- [Stated exercise]: Among the lines of these entries, how many hold the word "month"? State only the number.

═══ Input material ═══

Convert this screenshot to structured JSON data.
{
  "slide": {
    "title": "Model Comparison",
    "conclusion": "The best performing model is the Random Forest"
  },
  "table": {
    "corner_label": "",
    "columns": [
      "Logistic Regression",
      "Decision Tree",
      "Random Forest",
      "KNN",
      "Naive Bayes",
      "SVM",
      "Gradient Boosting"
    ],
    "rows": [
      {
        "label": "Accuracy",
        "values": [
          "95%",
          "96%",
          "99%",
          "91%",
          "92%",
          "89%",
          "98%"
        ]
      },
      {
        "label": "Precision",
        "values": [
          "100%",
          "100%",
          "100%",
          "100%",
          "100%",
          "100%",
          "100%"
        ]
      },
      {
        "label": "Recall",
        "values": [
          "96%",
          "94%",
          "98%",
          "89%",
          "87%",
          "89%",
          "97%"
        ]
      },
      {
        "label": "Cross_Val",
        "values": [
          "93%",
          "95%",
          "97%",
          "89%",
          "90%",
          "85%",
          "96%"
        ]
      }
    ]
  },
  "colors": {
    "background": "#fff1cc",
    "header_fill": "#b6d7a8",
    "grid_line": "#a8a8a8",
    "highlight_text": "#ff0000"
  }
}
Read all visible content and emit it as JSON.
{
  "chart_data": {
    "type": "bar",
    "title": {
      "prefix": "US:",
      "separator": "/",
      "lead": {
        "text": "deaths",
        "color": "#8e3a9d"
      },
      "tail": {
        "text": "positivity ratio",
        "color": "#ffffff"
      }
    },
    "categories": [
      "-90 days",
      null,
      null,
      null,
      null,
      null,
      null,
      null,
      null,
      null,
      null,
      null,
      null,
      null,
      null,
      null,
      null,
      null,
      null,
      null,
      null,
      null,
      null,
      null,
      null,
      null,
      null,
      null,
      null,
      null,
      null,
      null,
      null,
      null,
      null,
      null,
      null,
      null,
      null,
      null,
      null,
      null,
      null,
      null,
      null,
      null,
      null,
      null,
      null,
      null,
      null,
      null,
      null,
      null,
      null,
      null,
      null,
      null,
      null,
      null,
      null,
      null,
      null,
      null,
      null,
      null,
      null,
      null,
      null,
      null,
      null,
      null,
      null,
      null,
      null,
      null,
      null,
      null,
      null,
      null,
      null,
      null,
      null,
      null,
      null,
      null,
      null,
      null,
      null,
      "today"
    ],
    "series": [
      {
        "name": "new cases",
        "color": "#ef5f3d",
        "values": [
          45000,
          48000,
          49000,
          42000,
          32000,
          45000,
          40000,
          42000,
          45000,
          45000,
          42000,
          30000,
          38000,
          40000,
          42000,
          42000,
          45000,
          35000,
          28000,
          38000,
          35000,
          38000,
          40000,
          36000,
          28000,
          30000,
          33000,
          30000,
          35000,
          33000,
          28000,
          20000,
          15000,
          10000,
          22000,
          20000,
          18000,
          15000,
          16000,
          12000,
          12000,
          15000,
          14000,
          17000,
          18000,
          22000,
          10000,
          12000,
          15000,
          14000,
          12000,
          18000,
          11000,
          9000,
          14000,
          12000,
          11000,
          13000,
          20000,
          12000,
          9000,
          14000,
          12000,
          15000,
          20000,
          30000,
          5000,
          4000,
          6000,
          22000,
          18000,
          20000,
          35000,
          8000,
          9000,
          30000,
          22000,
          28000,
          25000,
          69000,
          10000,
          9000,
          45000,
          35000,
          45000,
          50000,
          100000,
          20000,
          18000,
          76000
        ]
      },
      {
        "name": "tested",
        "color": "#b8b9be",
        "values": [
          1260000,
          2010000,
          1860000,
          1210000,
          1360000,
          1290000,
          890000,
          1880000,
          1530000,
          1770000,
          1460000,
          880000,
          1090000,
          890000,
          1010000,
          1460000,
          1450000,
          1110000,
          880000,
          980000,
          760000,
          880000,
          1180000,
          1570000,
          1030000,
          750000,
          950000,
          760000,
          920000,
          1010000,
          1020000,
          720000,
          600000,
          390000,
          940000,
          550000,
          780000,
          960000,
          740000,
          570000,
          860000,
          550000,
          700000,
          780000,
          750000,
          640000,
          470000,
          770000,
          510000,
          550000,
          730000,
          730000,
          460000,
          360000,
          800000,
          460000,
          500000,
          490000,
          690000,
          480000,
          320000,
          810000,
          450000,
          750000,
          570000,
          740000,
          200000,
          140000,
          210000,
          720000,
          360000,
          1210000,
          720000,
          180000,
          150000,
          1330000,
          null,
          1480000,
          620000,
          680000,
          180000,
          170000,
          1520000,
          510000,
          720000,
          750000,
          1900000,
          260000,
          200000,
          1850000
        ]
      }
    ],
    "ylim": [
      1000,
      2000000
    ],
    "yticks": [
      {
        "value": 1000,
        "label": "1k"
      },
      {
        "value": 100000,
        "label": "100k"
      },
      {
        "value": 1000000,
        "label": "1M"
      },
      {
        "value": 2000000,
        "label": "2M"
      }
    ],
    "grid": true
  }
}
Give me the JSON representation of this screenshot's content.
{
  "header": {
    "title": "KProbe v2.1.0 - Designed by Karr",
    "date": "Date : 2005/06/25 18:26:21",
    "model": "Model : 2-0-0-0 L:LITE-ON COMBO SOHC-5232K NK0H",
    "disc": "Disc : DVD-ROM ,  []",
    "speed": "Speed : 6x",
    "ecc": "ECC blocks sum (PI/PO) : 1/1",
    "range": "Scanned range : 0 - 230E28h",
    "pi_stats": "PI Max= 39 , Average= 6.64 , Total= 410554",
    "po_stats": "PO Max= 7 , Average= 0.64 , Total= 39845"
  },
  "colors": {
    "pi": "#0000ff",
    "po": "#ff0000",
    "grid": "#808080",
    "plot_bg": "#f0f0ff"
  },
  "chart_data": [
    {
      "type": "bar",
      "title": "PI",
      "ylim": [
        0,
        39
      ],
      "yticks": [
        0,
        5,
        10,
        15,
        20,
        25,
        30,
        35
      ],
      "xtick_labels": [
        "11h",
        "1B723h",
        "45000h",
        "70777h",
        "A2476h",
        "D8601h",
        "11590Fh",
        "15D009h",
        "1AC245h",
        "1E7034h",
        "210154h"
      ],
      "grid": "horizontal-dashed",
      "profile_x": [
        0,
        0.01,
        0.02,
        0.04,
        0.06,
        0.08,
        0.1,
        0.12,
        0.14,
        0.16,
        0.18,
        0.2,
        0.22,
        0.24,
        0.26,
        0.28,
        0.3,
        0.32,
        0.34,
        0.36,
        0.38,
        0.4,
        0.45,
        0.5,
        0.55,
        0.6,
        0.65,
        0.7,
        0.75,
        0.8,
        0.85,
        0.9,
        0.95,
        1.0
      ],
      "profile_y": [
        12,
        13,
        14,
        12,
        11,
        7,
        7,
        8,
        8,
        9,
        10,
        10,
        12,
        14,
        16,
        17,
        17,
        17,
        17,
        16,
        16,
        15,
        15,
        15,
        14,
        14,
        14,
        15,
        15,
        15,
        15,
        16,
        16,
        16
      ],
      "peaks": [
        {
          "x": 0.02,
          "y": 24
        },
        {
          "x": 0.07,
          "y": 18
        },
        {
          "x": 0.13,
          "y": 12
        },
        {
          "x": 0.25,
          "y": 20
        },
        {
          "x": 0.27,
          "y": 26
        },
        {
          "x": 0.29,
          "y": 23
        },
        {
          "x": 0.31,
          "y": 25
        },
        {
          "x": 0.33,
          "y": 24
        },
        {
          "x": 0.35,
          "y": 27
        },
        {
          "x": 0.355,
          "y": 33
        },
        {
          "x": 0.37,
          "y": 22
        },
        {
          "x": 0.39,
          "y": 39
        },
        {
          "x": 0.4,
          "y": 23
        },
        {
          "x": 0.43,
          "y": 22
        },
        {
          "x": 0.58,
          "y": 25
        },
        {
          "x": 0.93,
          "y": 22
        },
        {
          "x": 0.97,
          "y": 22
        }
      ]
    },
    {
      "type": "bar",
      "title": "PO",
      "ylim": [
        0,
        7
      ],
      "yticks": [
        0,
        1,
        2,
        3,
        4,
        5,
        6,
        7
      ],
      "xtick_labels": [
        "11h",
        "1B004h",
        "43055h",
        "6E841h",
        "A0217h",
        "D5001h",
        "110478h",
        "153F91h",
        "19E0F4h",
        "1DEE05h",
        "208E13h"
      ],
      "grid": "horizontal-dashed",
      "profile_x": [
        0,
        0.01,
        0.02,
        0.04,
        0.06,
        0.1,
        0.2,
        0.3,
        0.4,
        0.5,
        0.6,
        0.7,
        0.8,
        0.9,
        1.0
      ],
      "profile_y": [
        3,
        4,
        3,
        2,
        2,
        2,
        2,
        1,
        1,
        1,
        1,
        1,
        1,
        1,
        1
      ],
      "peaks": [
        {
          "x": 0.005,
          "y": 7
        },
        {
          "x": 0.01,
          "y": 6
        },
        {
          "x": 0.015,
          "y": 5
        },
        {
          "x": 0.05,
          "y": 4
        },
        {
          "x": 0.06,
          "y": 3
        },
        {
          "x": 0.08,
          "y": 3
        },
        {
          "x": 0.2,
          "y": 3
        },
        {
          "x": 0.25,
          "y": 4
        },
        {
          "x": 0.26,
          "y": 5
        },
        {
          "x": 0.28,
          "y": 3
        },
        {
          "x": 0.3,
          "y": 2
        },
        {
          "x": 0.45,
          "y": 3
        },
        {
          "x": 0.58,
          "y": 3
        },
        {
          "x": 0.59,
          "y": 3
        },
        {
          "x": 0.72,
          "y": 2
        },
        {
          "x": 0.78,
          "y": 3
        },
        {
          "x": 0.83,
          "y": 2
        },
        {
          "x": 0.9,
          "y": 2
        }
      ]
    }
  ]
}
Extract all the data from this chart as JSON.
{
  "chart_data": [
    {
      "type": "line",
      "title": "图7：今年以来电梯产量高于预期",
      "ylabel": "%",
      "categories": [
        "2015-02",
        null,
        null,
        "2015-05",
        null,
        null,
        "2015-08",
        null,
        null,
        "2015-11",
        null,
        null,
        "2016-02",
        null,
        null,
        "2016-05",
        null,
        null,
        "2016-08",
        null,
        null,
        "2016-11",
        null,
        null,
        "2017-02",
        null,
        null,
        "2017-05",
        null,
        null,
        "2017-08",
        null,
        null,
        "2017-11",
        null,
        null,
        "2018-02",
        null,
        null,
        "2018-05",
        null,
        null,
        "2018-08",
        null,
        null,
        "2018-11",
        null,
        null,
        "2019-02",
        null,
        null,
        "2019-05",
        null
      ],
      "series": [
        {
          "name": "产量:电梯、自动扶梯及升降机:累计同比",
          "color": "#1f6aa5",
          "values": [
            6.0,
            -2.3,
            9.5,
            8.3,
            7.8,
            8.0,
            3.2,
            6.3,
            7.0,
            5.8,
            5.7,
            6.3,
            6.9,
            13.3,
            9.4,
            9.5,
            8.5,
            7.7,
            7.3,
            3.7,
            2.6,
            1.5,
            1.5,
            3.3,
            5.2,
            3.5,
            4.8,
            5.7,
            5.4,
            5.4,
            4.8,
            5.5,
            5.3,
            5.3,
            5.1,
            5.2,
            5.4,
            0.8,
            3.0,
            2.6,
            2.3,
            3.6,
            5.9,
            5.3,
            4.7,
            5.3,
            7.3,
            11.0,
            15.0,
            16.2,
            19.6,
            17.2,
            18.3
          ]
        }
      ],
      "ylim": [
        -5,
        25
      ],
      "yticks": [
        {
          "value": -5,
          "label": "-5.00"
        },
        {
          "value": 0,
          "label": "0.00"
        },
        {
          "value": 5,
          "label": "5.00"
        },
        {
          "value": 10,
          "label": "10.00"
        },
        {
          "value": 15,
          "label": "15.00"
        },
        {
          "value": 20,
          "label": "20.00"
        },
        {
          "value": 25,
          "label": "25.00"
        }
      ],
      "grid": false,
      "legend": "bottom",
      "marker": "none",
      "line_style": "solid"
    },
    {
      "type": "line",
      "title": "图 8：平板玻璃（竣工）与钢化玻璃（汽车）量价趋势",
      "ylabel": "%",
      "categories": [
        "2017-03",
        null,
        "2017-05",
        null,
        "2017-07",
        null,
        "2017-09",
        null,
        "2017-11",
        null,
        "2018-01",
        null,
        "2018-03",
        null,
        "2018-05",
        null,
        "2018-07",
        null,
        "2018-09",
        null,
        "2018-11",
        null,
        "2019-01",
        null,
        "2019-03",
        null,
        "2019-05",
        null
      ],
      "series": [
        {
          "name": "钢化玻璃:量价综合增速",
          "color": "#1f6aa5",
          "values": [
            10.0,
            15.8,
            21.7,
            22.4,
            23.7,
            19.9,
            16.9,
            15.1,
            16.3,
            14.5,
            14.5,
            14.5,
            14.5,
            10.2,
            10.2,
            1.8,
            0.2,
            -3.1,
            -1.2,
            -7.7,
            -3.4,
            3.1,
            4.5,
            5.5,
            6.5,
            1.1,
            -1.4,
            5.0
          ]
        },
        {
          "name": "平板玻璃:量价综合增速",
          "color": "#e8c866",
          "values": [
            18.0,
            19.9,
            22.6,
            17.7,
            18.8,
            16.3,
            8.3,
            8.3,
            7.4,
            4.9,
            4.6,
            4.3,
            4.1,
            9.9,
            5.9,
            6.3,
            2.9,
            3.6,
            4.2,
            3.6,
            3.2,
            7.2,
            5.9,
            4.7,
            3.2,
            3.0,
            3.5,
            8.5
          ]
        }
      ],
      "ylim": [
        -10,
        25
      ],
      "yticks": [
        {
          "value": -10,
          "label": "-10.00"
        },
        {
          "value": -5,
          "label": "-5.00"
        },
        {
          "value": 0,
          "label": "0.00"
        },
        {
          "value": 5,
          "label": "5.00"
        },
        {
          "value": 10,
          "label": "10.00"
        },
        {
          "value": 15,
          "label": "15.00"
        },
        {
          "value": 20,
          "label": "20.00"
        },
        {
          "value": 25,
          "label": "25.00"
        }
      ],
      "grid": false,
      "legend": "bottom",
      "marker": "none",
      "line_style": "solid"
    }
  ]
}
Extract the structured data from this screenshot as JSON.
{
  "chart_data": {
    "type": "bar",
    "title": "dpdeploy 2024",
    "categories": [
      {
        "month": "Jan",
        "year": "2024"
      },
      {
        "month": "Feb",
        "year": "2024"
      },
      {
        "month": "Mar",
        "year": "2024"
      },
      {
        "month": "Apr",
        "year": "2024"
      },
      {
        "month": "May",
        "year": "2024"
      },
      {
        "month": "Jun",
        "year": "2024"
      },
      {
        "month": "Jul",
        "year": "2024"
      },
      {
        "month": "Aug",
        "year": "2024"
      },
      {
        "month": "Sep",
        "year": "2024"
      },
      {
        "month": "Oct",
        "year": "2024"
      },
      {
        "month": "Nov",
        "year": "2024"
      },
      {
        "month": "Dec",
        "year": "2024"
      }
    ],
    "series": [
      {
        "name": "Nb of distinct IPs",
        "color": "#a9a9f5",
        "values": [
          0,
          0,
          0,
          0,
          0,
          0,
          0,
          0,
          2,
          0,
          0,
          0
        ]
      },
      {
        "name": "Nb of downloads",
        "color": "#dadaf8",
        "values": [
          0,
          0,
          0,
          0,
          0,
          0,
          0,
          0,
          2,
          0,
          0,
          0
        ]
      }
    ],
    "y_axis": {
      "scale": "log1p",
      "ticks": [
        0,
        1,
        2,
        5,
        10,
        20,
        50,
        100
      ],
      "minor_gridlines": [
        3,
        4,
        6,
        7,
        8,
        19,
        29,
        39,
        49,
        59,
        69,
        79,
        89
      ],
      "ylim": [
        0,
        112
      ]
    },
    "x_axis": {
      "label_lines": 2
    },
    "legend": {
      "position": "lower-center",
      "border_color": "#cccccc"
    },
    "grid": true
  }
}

═══

- [Expected answer]: 12